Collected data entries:
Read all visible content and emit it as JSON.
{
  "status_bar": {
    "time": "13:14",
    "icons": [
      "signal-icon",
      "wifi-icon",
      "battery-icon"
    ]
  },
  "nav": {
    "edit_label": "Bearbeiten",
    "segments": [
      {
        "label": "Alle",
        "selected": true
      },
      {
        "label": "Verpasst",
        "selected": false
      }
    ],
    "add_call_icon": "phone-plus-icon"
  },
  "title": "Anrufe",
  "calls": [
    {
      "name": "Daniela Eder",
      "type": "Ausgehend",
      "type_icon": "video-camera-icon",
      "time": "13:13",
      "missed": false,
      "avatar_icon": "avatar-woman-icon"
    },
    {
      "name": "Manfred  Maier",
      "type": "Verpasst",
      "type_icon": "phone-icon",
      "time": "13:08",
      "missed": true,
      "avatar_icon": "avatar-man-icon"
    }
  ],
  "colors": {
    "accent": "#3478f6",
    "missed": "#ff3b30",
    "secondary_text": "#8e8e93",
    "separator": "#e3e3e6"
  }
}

---

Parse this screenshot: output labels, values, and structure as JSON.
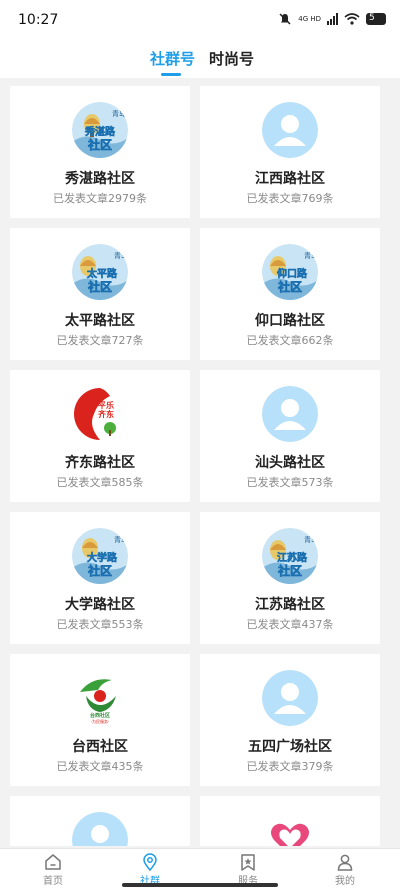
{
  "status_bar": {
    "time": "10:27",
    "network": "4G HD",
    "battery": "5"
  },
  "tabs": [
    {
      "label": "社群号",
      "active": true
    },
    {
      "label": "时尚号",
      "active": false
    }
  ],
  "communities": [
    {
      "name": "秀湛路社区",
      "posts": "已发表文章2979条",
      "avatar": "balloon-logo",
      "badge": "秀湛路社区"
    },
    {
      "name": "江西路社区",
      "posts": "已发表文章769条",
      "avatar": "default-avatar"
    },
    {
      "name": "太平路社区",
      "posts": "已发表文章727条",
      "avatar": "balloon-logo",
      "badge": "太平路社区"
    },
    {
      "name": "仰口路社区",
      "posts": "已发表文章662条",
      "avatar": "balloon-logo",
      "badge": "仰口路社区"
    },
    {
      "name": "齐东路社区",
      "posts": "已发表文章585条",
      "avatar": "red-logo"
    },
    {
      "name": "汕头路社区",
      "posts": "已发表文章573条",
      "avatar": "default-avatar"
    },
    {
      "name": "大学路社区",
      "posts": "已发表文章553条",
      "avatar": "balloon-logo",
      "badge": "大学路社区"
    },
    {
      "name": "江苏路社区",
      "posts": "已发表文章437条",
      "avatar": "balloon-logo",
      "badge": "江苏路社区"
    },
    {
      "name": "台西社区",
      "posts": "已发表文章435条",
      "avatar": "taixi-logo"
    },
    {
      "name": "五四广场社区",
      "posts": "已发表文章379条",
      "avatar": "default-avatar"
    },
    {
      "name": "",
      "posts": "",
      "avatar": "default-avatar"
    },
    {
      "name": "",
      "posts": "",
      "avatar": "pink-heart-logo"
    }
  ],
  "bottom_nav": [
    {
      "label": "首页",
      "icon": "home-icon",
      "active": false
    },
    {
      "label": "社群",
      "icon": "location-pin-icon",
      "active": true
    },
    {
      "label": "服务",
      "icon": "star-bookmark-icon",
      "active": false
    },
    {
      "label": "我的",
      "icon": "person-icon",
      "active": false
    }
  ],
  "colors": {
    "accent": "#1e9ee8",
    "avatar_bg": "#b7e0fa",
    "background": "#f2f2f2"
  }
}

WORK TO BE COMPLETED: List the lines that contain the word "phone".

EXPECTED ANSWER:
    "add_call_icon": "phone-plus-icon"
      "type_icon": "phone-icon",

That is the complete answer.